Search the data for the word "subtitle". Reproduce every line where it is found.

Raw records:
╔══
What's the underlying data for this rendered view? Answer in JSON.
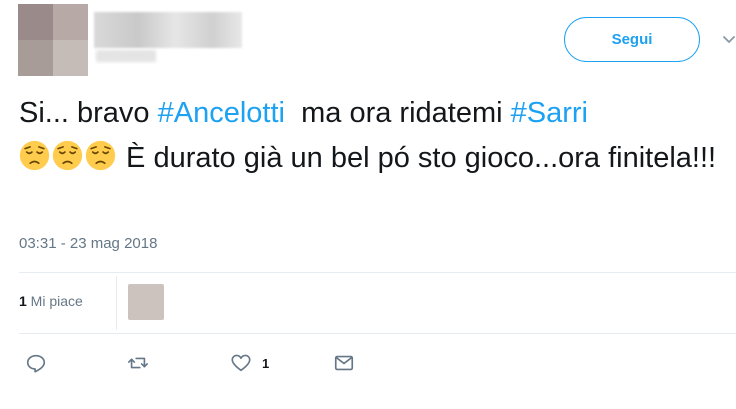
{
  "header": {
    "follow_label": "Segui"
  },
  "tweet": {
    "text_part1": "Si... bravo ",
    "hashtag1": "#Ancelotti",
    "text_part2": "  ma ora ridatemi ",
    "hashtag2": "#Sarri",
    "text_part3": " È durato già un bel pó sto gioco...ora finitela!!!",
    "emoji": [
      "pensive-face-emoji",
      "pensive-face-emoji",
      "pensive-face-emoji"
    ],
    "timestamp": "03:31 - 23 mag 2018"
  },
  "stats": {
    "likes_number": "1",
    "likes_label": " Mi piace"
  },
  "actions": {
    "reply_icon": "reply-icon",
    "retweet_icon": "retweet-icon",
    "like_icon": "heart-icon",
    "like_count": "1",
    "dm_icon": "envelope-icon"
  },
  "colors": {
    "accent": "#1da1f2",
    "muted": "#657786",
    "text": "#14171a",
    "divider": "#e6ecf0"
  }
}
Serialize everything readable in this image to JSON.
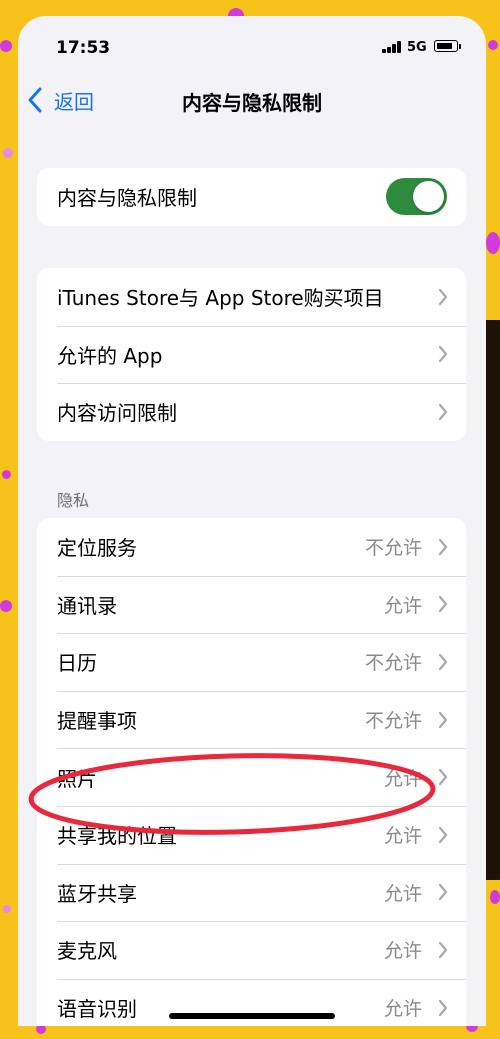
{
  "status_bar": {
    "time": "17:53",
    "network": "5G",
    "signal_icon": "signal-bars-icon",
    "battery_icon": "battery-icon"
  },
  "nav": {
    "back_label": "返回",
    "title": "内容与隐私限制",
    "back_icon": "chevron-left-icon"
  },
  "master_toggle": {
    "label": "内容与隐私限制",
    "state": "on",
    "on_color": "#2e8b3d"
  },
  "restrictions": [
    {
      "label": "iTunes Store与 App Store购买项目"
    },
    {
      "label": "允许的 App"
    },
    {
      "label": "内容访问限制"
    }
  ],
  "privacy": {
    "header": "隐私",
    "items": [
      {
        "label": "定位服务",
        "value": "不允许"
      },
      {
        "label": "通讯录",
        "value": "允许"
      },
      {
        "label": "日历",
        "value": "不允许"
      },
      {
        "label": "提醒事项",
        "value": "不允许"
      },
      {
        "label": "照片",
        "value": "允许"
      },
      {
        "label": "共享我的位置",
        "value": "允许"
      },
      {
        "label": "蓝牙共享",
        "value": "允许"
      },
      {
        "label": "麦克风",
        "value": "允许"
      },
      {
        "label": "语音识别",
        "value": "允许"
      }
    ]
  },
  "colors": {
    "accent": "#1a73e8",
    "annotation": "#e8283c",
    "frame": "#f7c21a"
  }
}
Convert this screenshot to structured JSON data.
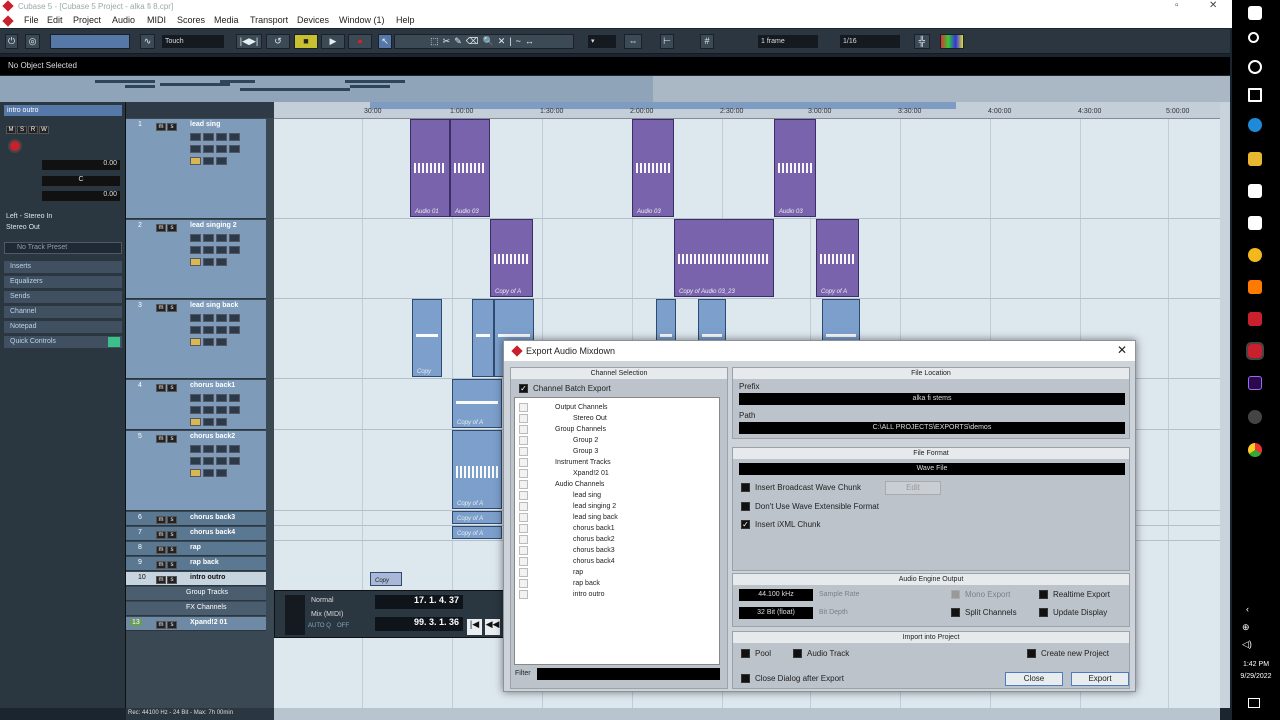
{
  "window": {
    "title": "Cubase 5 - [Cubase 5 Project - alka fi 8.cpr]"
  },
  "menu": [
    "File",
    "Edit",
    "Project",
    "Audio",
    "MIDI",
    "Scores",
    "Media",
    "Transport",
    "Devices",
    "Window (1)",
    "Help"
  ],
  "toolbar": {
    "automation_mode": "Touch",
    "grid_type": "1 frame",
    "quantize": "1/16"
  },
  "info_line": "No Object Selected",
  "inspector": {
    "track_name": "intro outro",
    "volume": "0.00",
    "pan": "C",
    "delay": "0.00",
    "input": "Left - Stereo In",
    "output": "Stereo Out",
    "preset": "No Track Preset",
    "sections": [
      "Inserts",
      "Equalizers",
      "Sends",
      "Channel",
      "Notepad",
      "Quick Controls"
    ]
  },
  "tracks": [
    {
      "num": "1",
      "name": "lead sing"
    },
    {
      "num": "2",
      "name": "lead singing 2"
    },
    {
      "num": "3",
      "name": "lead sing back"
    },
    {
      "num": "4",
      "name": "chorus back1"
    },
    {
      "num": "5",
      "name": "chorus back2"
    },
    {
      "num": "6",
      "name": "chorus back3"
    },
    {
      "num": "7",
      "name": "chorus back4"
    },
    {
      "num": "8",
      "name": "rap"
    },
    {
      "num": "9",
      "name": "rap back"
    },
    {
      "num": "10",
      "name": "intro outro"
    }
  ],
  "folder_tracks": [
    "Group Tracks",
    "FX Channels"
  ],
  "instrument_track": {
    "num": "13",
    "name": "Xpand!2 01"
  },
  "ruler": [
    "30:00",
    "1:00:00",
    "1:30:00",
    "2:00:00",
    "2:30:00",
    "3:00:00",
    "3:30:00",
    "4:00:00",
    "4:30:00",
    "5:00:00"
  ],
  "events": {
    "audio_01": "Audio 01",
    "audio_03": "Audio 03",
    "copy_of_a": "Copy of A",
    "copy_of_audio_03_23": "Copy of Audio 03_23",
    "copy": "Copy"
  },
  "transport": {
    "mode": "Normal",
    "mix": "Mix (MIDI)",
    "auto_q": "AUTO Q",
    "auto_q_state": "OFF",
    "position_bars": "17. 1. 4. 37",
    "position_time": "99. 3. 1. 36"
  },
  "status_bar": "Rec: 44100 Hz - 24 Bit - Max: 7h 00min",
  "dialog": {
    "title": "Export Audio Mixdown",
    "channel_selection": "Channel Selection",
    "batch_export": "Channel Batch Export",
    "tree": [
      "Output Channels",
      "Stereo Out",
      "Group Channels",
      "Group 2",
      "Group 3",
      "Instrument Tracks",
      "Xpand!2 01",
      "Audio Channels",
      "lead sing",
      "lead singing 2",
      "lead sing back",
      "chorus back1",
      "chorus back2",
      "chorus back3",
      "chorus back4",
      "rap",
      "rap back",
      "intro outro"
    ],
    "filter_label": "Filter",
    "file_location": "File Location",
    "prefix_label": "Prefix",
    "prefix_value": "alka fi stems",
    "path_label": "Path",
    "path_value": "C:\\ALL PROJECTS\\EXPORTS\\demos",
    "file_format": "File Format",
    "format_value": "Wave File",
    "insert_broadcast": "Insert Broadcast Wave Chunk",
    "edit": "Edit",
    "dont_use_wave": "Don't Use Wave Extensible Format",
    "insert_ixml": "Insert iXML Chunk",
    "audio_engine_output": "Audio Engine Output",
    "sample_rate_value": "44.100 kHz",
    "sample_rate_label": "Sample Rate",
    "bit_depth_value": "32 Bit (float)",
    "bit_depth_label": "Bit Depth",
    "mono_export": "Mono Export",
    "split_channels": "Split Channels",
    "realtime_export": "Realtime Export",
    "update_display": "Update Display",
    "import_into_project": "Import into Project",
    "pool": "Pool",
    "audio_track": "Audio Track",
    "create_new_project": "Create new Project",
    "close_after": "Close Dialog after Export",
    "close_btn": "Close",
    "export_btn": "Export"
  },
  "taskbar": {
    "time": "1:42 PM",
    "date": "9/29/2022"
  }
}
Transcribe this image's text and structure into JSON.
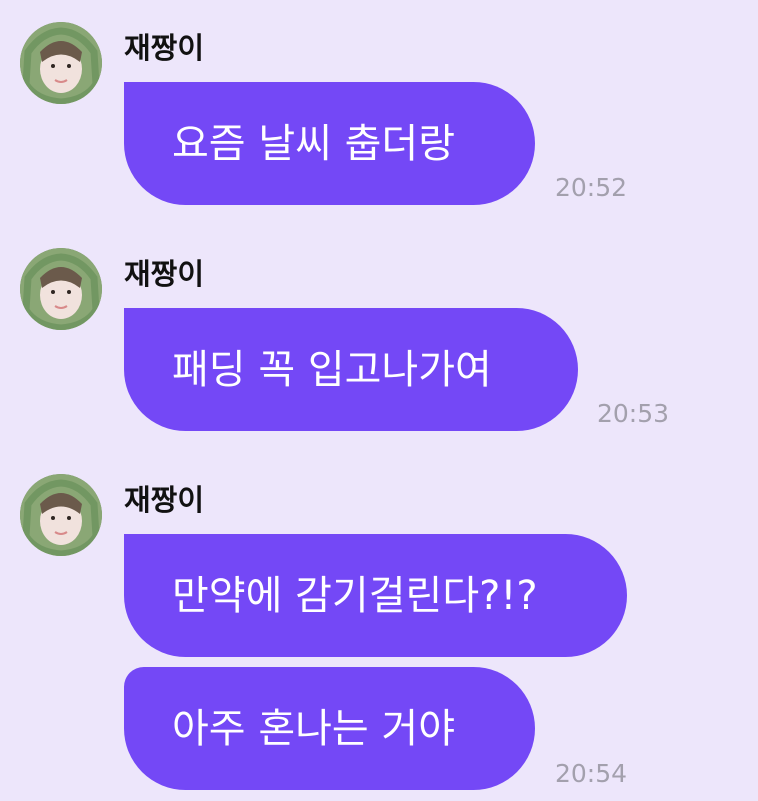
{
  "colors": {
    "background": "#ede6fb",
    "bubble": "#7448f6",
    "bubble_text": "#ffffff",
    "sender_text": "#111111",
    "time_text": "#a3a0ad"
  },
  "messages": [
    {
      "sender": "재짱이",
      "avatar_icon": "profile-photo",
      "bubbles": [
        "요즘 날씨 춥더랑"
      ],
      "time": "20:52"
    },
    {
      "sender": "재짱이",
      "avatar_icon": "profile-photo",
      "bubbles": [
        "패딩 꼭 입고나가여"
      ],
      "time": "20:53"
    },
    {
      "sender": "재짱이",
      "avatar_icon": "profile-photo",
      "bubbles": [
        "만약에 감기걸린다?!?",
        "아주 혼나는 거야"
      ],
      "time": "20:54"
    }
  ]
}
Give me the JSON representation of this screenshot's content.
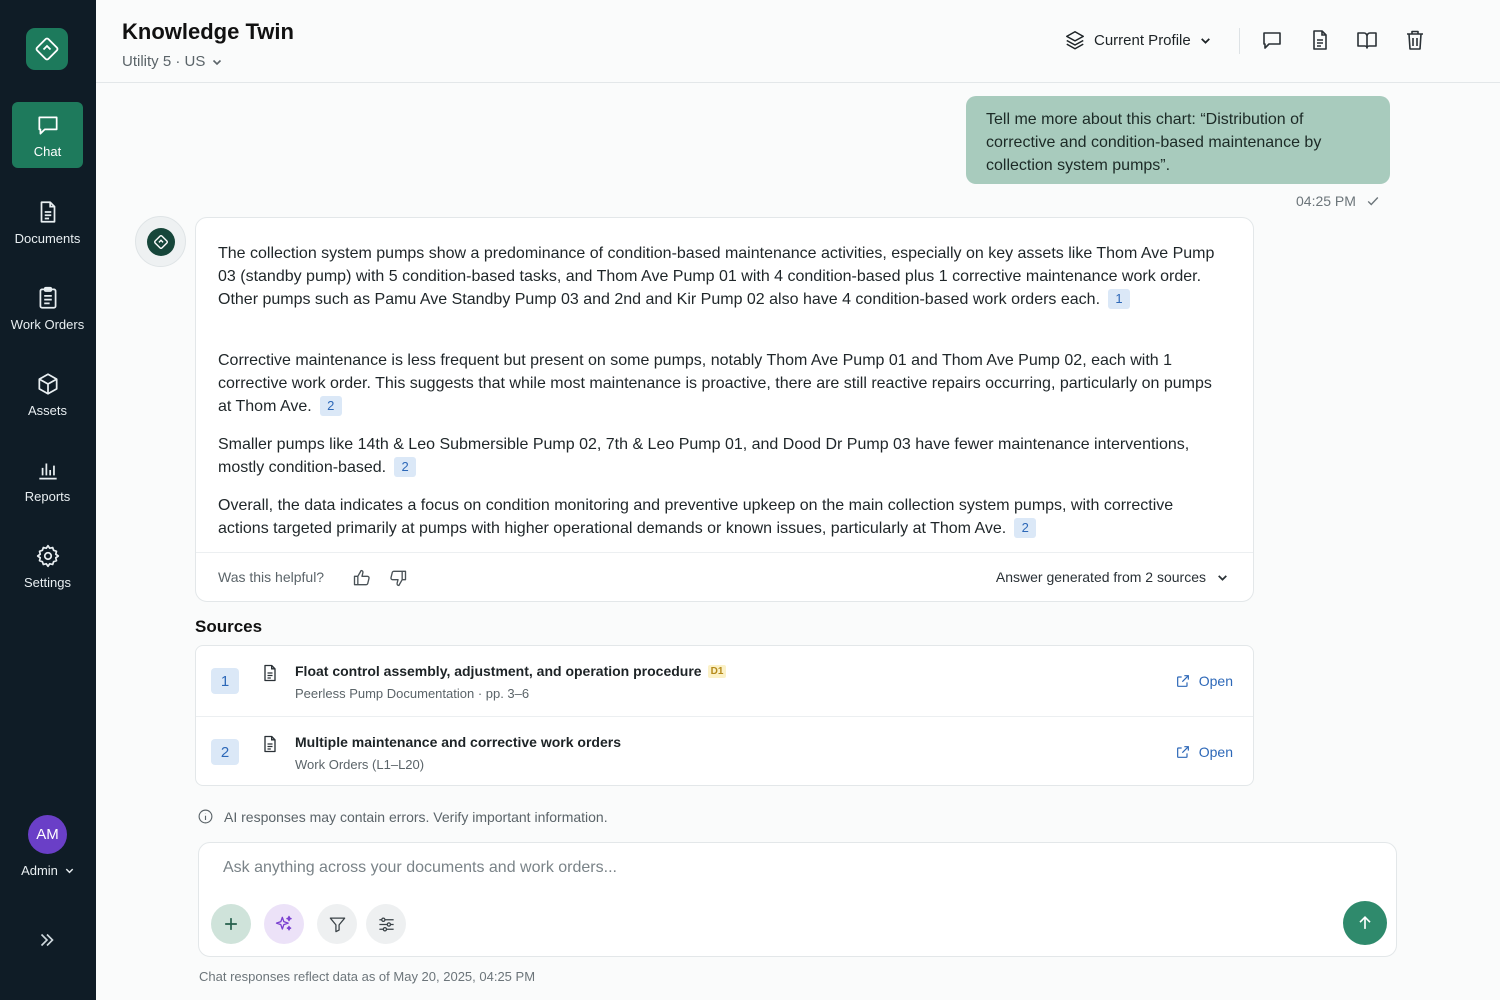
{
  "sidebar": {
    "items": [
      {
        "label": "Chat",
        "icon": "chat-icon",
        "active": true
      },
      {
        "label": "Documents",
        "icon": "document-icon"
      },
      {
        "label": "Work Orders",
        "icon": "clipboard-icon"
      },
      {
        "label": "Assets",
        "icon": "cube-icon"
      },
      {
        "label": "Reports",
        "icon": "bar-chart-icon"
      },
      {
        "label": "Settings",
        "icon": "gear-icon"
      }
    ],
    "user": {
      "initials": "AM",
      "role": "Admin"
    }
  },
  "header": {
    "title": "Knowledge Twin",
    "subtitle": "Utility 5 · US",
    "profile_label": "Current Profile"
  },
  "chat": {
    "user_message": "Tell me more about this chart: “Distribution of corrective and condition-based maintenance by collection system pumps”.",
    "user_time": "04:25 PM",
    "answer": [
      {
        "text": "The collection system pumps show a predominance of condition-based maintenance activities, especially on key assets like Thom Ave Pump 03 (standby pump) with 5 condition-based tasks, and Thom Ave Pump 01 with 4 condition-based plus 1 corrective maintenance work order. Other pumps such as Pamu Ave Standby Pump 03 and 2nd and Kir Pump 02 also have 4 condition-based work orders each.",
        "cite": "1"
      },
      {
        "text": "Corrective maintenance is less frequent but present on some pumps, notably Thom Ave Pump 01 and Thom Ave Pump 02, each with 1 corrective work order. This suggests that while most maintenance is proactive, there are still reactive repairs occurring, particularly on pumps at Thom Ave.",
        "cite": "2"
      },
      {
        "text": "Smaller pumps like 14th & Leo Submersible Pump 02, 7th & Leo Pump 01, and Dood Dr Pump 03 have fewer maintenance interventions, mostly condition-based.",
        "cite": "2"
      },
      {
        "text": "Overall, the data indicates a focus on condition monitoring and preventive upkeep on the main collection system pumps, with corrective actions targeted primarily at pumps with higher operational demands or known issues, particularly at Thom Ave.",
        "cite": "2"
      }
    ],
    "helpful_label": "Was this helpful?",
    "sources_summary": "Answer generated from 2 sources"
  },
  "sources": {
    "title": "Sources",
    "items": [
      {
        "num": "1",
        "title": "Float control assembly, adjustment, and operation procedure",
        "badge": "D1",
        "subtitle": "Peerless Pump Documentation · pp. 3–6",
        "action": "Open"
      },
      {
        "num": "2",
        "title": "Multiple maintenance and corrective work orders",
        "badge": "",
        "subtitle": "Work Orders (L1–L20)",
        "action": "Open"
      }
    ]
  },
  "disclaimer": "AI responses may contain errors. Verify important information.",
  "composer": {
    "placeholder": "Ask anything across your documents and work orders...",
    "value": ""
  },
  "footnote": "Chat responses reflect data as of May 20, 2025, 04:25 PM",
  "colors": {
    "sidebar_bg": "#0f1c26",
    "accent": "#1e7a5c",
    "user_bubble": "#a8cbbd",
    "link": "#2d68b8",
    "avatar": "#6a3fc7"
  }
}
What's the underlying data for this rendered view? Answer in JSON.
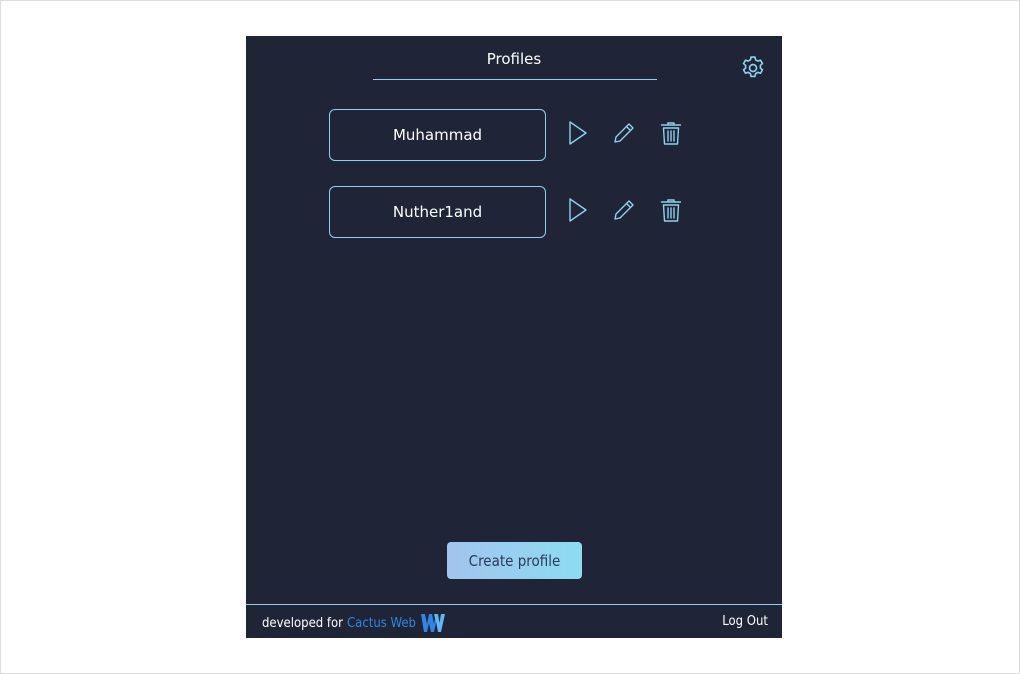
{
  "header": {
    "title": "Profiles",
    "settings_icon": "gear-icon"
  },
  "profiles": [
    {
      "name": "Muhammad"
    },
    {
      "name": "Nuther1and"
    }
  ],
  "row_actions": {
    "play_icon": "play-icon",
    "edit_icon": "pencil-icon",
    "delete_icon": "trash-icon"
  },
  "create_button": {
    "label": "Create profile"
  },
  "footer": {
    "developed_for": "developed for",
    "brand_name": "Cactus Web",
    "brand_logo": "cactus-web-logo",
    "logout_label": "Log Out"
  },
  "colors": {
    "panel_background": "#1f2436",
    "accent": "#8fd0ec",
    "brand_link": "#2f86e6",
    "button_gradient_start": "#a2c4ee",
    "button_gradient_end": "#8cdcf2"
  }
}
╚══
COMPLETE ANSWER:
    "subtitle": "Utility 5 · US",
        "subtitle": "Peerless Pump Documentation · pp. 3–6",
        "subtitle": "Work Orders (L1–L20)",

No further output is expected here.